Given problem |
Each record is to be printed again precisely as it reads.

Dataset items
****************************************
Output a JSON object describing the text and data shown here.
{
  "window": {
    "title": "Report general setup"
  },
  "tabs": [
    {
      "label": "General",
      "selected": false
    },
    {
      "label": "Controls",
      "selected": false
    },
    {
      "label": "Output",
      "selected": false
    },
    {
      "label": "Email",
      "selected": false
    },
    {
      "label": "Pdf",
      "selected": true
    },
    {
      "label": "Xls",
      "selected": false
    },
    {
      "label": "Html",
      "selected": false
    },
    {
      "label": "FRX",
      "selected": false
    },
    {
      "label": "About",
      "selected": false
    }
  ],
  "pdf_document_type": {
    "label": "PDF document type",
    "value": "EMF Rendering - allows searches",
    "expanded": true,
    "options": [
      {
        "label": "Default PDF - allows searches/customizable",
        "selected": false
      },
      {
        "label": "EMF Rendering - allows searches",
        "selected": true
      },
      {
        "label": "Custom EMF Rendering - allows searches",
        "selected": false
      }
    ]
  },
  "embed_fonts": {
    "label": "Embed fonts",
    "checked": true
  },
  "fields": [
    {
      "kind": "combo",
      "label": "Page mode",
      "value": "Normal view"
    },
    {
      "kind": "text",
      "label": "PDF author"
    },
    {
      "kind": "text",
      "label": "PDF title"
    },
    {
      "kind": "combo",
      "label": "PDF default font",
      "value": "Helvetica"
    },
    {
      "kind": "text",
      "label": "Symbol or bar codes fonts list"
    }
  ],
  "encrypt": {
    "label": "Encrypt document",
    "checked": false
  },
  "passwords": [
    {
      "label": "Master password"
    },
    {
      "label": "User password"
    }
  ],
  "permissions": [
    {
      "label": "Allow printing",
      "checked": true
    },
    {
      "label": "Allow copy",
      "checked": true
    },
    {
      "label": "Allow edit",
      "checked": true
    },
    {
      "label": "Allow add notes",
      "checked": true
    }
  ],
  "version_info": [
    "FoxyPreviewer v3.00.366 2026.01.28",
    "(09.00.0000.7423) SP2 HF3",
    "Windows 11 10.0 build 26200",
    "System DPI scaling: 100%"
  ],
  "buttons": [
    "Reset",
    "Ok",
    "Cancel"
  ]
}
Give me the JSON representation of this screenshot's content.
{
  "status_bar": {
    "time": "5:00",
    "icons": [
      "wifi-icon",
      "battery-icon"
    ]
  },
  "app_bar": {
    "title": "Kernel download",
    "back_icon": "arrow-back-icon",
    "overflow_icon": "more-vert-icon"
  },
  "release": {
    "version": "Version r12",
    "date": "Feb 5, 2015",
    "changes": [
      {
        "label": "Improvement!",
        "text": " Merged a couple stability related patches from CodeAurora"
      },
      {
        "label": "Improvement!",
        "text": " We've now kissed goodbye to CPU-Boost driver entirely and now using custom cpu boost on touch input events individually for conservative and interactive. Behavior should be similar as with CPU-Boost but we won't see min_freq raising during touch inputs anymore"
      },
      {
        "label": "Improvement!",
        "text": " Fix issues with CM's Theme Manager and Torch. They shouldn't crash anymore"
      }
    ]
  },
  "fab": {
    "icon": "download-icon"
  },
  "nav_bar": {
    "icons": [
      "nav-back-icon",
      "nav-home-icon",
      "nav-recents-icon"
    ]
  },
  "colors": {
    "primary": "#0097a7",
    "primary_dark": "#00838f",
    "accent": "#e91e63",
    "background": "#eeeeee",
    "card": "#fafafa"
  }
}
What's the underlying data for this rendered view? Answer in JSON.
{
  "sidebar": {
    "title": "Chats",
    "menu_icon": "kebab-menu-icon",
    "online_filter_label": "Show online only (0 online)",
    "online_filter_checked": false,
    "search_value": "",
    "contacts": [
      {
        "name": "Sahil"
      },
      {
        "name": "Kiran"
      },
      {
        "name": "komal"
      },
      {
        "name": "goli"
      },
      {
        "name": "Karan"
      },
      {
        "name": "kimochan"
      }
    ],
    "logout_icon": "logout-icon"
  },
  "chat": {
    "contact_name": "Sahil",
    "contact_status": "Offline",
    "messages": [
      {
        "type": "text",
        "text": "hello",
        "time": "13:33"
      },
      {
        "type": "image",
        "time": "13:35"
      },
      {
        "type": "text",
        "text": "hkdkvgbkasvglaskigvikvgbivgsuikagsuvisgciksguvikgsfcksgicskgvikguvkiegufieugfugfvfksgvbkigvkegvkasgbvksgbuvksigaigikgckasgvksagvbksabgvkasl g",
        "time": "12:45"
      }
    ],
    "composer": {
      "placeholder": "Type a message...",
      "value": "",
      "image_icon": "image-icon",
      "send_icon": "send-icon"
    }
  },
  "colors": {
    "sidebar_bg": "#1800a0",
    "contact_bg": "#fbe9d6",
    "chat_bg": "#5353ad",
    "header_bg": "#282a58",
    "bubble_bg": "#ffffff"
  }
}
****************************************
The reply |
Output a JSON object describing the text and data shown here.
{
  "window": {
    "title": "Report general setup"
  },
  "tabs": [
    {
      "label": "General",
      "selected": false
    },
    {
      "label": "Controls",
      "selected": false
    },
    {
      "label": "Output",
      "selected": false
    },
    {
      "label": "Email",
      "selected": false
    },
    {
      "label": "Pdf",
      "selected": true
    },
    {
      "label": "Xls",
      "selected": false
    },
    {
      "label": "Html",
      "selected": false
    },
    {
      "label": "FRX",
      "selected": false
    },
    {
      "label": "About",
      "selected": false
    }
  ],
  "pdf_document_type": {
    "label": "PDF document type",
    "value": "EMF Rendering - allows searches",
    "expanded": true,
    "options": [
      {
        "label": "Default PDF - allows searches/customizable",
        "selected": false
      },
      {
        "label": "EMF Rendering - allows searches",
        "selected": true
      },
      {
        "label": "Custom EMF Rendering - allows searches",
        "selected": false
      }
    ]
  },
  "embed_fonts": {
    "label": "Embed fonts",
    "checked": true
  },
  "fields": [
    {
      "kind": "combo",
      "label": "Page mode",
      "value": "Normal view"
    },
    {
      "kind": "text",
      "label": "PDF author"
    },
    {
      "kind": "text",
      "label": "PDF title"
    },
    {
      "kind": "combo",
      "label": "PDF default font",
      "value": "Helvetica"
    },
    {
      "kind": "text",
      "label": "Symbol or bar codes fonts list"
    }
  ],
  "encrypt": {
    "label": "Encrypt document",
    "checked": false
  },
  "passwords": [
    {
      "label": "Master password"
    },
    {
      "label": "User password"
    }
  ],
  "permissions": [
    {
      "label": "Allow printing",
      "checked": true
    },
    {
      "label": "Allow copy",
      "checked": true
    },
    {
      "label": "Allow edit",
      "checked": true
    },
    {
      "label": "Allow add notes",
      "checked": true
    }
  ],
  "version_info": [
    "FoxyPreviewer v3.00.366 2026.01.28",
    "(09.00.0000.7423) SP2 HF3",
    "Windows 11 10.0 build 26200",
    "System DPI scaling: 100%"
  ],
  "buttons": [
    "Reset",
    "Ok",
    "Cancel"
  ]
}
Give me the JSON representation of this screenshot's content.
{
  "status_bar": {
    "time": "5:00",
    "icons": [
      "wifi-icon",
      "battery-icon"
    ]
  },
  "app_bar": {
    "title": "Kernel download",
    "back_icon": "arrow-back-icon",
    "overflow_icon": "more-vert-icon"
  },
  "release": {
    "version": "Version r12",
    "date": "Feb 5, 2015",
    "changes": [
      {
        "label": "Improvement!",
        "text": " Merged a couple stability related patches from CodeAurora"
      },
      {
        "label": "Improvement!",
        "text": " We've now kissed goodbye to CPU-Boost driver entirely and now using custom cpu boost on touch input events individually for conservative and interactive. Behavior should be similar as with CPU-Boost but we won't see min_freq raising during touch inputs anymore"
      },
      {
        "label": "Improvement!",
        "text": " Fix issues with CM's Theme Manager and Torch. They shouldn't crash anymore"
      }
    ]
  },
  "fab": {
    "icon": "download-icon"
  },
  "nav_bar": {
    "icons": [
      "nav-back-icon",
      "nav-home-icon",
      "nav-recents-icon"
    ]
  },
  "colors": {
    "primary": "#0097a7",
    "primary_dark": "#00838f",
    "accent": "#e91e63",
    "background": "#eeeeee",
    "card": "#fafafa"
  }
}
What's the underlying data for this rendered view? Answer in JSON.
{
  "sidebar": {
    "title": "Chats",
    "menu_icon": "kebab-menu-icon",
    "online_filter_label": "Show online only (0 online)",
    "online_filter_checked": false,
    "search_value": "",
    "contacts": [
      {
        "name": "Sahil"
      },
      {
        "name": "Kiran"
      },
      {
        "name": "komal"
      },
      {
        "name": "goli"
      },
      {
        "name": "Karan"
      },
      {
        "name": "kimochan"
      }
    ],
    "logout_icon": "logout-icon"
  },
  "chat": {
    "contact_name": "Sahil",
    "contact_status": "Offline",
    "messages": [
      {
        "type": "text",
        "text": "hello",
        "time": "13:33"
      },
      {
        "type": "image",
        "time": "13:35"
      },
      {
        "type": "text",
        "text": "hkdkvgbkasvglaskigvikvgbivgsuikagsuvisgciksguvikgsfcksgicskgvikguvkiegufieugfugfvfksgvbkigvkegvkasgbvksgbuvksigaigikgckasgvksagvbksabgvkasl g",
        "time": "12:45"
      }
    ],
    "composer": {
      "placeholder": "Type a message...",
      "value": "",
      "image_icon": "image-icon",
      "send_icon": "send-icon"
    }
  },
  "colors": {
    "sidebar_bg": "#1800a0",
    "contact_bg": "#fbe9d6",
    "chat_bg": "#5353ad",
    "header_bg": "#282a58",
    "bubble_bg": "#ffffff"
  }
}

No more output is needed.